Stored data entries
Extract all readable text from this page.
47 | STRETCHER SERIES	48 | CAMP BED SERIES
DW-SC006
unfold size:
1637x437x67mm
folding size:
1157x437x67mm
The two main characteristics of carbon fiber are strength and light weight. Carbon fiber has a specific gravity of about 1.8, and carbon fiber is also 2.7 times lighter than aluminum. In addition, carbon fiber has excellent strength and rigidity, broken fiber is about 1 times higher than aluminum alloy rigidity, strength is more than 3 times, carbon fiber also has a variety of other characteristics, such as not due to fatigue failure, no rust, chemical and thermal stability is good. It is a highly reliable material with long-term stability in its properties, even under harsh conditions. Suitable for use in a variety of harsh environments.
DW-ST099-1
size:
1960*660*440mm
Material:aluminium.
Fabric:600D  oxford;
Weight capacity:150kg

OBJECTIVE. From the listing above, extract all records word for word.

REPLY TO THE TASK.
Extract all readable text from this page.
47 | STRETCHER SERIES	48 | CAMP BED SERIES
DW-SC006
unfold size:
1637x437x67mm
folding size:
1157x437x67mm
The two main characteristics of carbon fiber are strength and light weight. Carbon fiber has a specific gravity of about 1.8, and carbon fiber is also 2.7 times lighter than aluminum. In addition, carbon fiber has excellent strength and rigidity, broken fiber is about 1 times higher than aluminum alloy rigidity, strength is more than 3 times, carbon fiber also has a variety of other characteristics, such as not due to fatigue failure, no rust, chemical and thermal stability is good. It is a highly reliable material with long-term stability in its properties, even under harsh conditions. Suitable for use in a variety of harsh environments.
DW-ST099-1
size:
1960*660*440mm
Material:aluminium.
Fabric:600D  oxford;
Weight capacity:150kg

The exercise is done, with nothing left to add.